Given request: Return every line below as is, leaving out the pictures.

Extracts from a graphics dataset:
# # # # #
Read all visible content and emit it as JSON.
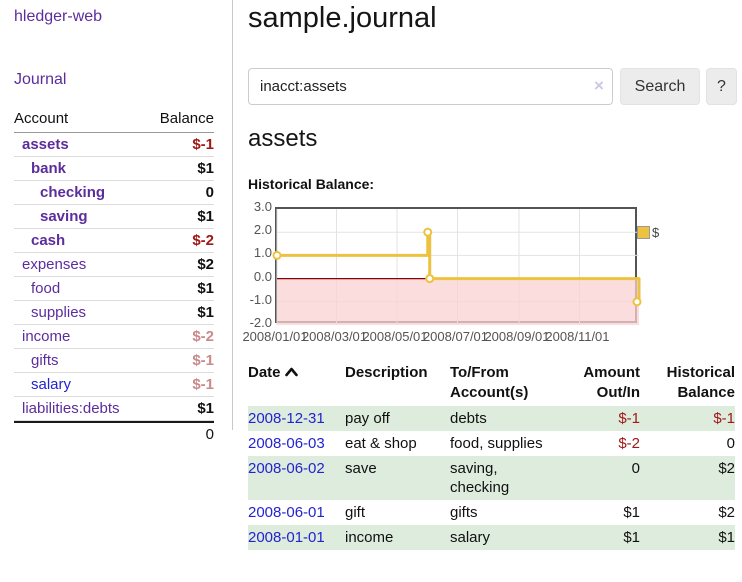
{
  "brand": "hledger-web",
  "nav": {
    "journal": "Journal"
  },
  "sidebar": {
    "headers": {
      "account": "Account",
      "balance": "Balance"
    },
    "accounts": [
      {
        "name": "assets",
        "indent": 0,
        "bold": true,
        "color": "purple",
        "balance": "$-1",
        "balance_style": "neg"
      },
      {
        "name": "bank",
        "indent": 1,
        "bold": true,
        "color": "purple",
        "balance": "$1",
        "balance_style": "pos"
      },
      {
        "name": "checking",
        "indent": 2,
        "bold": true,
        "color": "purple",
        "balance": "0",
        "balance_style": "pos"
      },
      {
        "name": "saving",
        "indent": 2,
        "bold": true,
        "color": "purple",
        "balance": "$1",
        "balance_style": "pos"
      },
      {
        "name": "cash",
        "indent": 1,
        "bold": true,
        "color": "purple",
        "balance": "$-2",
        "balance_style": "neg"
      },
      {
        "name": "expenses",
        "indent": 0,
        "bold": false,
        "color": "purple",
        "balance": "$2",
        "balance_style": "pos"
      },
      {
        "name": "food",
        "indent": 1,
        "bold": false,
        "color": "purple",
        "balance": "$1",
        "balance_style": "pos"
      },
      {
        "name": "supplies",
        "indent": 1,
        "bold": false,
        "color": "purple",
        "balance": "$1",
        "balance_style": "pos"
      },
      {
        "name": "income",
        "indent": 0,
        "bold": false,
        "color": "purple",
        "balance": "$-2",
        "balance_style": "neg-muted"
      },
      {
        "name": "gifts",
        "indent": 1,
        "bold": false,
        "color": "purple",
        "balance": "$-1",
        "balance_style": "neg-muted"
      },
      {
        "name": "salary",
        "indent": 1,
        "bold": false,
        "color": "blue",
        "balance": "$-1",
        "balance_style": "neg-muted"
      },
      {
        "name": "liabilities:debts",
        "indent": 0,
        "bold": false,
        "color": "purple",
        "balance": "$1",
        "balance_style": "pos"
      }
    ],
    "total": "0"
  },
  "page": {
    "title": "sample.journal",
    "account_heading": "assets",
    "chart_title": "Historical Balance:"
  },
  "search": {
    "value": "inacct:assets",
    "clear_icon": "×",
    "button": "Search",
    "help": "?"
  },
  "colors": {
    "accent_purple": "#5c2d9c",
    "link_blue": "#2323d0",
    "negative_red": "#a11818",
    "negative_muted": "#c88a8a",
    "row_green": "#deecdd",
    "series_gold": "#edc240",
    "zero_line": "#8b0000",
    "negative_region": "#f9d2d2"
  },
  "chart_data": {
    "type": "line",
    "title": "Historical Balance",
    "step": true,
    "x_range": [
      "2008-01-01",
      "2008-12-31"
    ],
    "ylim": [
      -2,
      3
    ],
    "y_ticks": [
      {
        "value": 3,
        "label": "3.0"
      },
      {
        "value": 2,
        "label": "2.0"
      },
      {
        "value": 1,
        "label": "1.0"
      },
      {
        "value": 0,
        "label": "0.0"
      },
      {
        "value": -1,
        "label": "-1.0"
      },
      {
        "value": -2,
        "label": "-2.0"
      }
    ],
    "x_ticks": [
      {
        "date": "2008-01-01",
        "label": "2008/01/01"
      },
      {
        "date": "2008-03-01",
        "label": "2008/03/01"
      },
      {
        "date": "2008-05-01",
        "label": "2008/05/01"
      },
      {
        "date": "2008-07-01",
        "label": "2008/07/01"
      },
      {
        "date": "2008-09-01",
        "label": "2008/09/01"
      },
      {
        "date": "2008-11-01",
        "label": "2008/11/01"
      }
    ],
    "legend": {
      "label": "$",
      "position": "top-right"
    },
    "grid": true,
    "series": [
      {
        "name": "$",
        "color": "#edc240",
        "points": [
          {
            "date": "2008-01-01",
            "value": 1
          },
          {
            "date": "2008-06-01",
            "value": 2
          },
          {
            "date": "2008-06-03",
            "value": 0
          },
          {
            "date": "2008-12-31",
            "value": -1
          }
        ]
      }
    ]
  },
  "register": {
    "columns": [
      {
        "label": "Date",
        "sort": "asc"
      },
      {
        "label": "Description"
      },
      {
        "label": "To/From Account(s)"
      },
      {
        "label": "Amount Out/In",
        "align": "right"
      },
      {
        "label": "Historical Balance",
        "align": "right"
      }
    ],
    "rows": [
      {
        "date": "2008-12-31",
        "description": "pay off",
        "accounts": "debts",
        "amount": "$-1",
        "amount_neg": true,
        "balance": "$-1",
        "balance_neg": true
      },
      {
        "date": "2008-06-03",
        "description": "eat & shop",
        "accounts": "food, supplies",
        "amount": "$-2",
        "amount_neg": true,
        "balance": "0",
        "balance_neg": false
      },
      {
        "date": "2008-06-02",
        "description": "save",
        "accounts": "saving,\nchecking",
        "amount": "0",
        "amount_neg": false,
        "balance": "$2",
        "balance_neg": false
      },
      {
        "date": "2008-06-01",
        "description": "gift",
        "accounts": "gifts",
        "amount": "$1",
        "amount_neg": false,
        "balance": "$2",
        "balance_neg": false
      },
      {
        "date": "2008-01-01",
        "description": "income",
        "accounts": "salary",
        "amount": "$1",
        "amount_neg": false,
        "balance": "$1",
        "balance_neg": false
      }
    ]
  }
}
# # # # #
Solution to the problem:
Read all visible content and emit it as JSON.
{
  "brand": "hledger-web",
  "nav": {
    "journal": "Journal"
  },
  "sidebar": {
    "headers": {
      "account": "Account",
      "balance": "Balance"
    },
    "accounts": [
      {
        "name": "assets",
        "indent": 0,
        "bold": true,
        "color": "purple",
        "balance": "$-1",
        "balance_style": "neg"
      },
      {
        "name": "bank",
        "indent": 1,
        "bold": true,
        "color": "purple",
        "balance": "$1",
        "balance_style": "pos"
      },
      {
        "name": "checking",
        "indent": 2,
        "bold": true,
        "color": "purple",
        "balance": "0",
        "balance_style": "pos"
      },
      {
        "name": "saving",
        "indent": 2,
        "bold": true,
        "color": "purple",
        "balance": "$1",
        "balance_style": "pos"
      },
      {
        "name": "cash",
        "indent": 1,
        "bold": true,
        "color": "purple",
        "balance": "$-2",
        "balance_style": "neg"
      },
      {
        "name": "expenses",
        "indent": 0,
        "bold": false,
        "color": "purple",
        "balance": "$2",
        "balance_style": "pos"
      },
      {
        "name": "food",
        "indent": 1,
        "bold": false,
        "color": "purple",
        "balance": "$1",
        "balance_style": "pos"
      },
      {
        "name": "supplies",
        "indent": 1,
        "bold": false,
        "color": "purple",
        "balance": "$1",
        "balance_style": "pos"
      },
      {
        "name": "income",
        "indent": 0,
        "bold": false,
        "color": "purple",
        "balance": "$-2",
        "balance_style": "neg-muted"
      },
      {
        "name": "gifts",
        "indent": 1,
        "bold": false,
        "color": "purple",
        "balance": "$-1",
        "balance_style": "neg-muted"
      },
      {
        "name": "salary",
        "indent": 1,
        "bold": false,
        "color": "blue",
        "balance": "$-1",
        "balance_style": "neg-muted"
      },
      {
        "name": "liabilities:debts",
        "indent": 0,
        "bold": false,
        "color": "purple",
        "balance": "$1",
        "balance_style": "pos"
      }
    ],
    "total": "0"
  },
  "page": {
    "title": "sample.journal",
    "account_heading": "assets",
    "chart_title": "Historical Balance:"
  },
  "search": {
    "value": "inacct:assets",
    "clear_icon": "×",
    "button": "Search",
    "help": "?"
  },
  "colors": {
    "accent_purple": "#5c2d9c",
    "link_blue": "#2323d0",
    "negative_red": "#a11818",
    "negative_muted": "#c88a8a",
    "row_green": "#deecdd",
    "series_gold": "#edc240",
    "zero_line": "#8b0000",
    "negative_region": "#f9d2d2"
  },
  "chart_data": {
    "type": "line",
    "title": "Historical Balance",
    "step": true,
    "x_range": [
      "2008-01-01",
      "2008-12-31"
    ],
    "ylim": [
      -2,
      3
    ],
    "y_ticks": [
      {
        "value": 3,
        "label": "3.0"
      },
      {
        "value": 2,
        "label": "2.0"
      },
      {
        "value": 1,
        "label": "1.0"
      },
      {
        "value": 0,
        "label": "0.0"
      },
      {
        "value": -1,
        "label": "-1.0"
      },
      {
        "value": -2,
        "label": "-2.0"
      }
    ],
    "x_ticks": [
      {
        "date": "2008-01-01",
        "label": "2008/01/01"
      },
      {
        "date": "2008-03-01",
        "label": "2008/03/01"
      },
      {
        "date": "2008-05-01",
        "label": "2008/05/01"
      },
      {
        "date": "2008-07-01",
        "label": "2008/07/01"
      },
      {
        "date": "2008-09-01",
        "label": "2008/09/01"
      },
      {
        "date": "2008-11-01",
        "label": "2008/11/01"
      }
    ],
    "legend": {
      "label": "$",
      "position": "top-right"
    },
    "grid": true,
    "series": [
      {
        "name": "$",
        "color": "#edc240",
        "points": [
          {
            "date": "2008-01-01",
            "value": 1
          },
          {
            "date": "2008-06-01",
            "value": 2
          },
          {
            "date": "2008-06-03",
            "value": 0
          },
          {
            "date": "2008-12-31",
            "value": -1
          }
        ]
      }
    ]
  },
  "register": {
    "columns": [
      {
        "label": "Date",
        "sort": "asc"
      },
      {
        "label": "Description"
      },
      {
        "label": "To/From Account(s)"
      },
      {
        "label": "Amount Out/In",
        "align": "right"
      },
      {
        "label": "Historical Balance",
        "align": "right"
      }
    ],
    "rows": [
      {
        "date": "2008-12-31",
        "description": "pay off",
        "accounts": "debts",
        "amount": "$-1",
        "amount_neg": true,
        "balance": "$-1",
        "balance_neg": true
      },
      {
        "date": "2008-06-03",
        "description": "eat & shop",
        "accounts": "food, supplies",
        "amount": "$-2",
        "amount_neg": true,
        "balance": "0",
        "balance_neg": false
      },
      {
        "date": "2008-06-02",
        "description": "save",
        "accounts": "saving,\nchecking",
        "amount": "0",
        "amount_neg": false,
        "balance": "$2",
        "balance_neg": false
      },
      {
        "date": "2008-06-01",
        "description": "gift",
        "accounts": "gifts",
        "amount": "$1",
        "amount_neg": false,
        "balance": "$2",
        "balance_neg": false
      },
      {
        "date": "2008-01-01",
        "description": "income",
        "accounts": "salary",
        "amount": "$1",
        "amount_neg": false,
        "balance": "$1",
        "balance_neg": false
      }
    ]
  }
}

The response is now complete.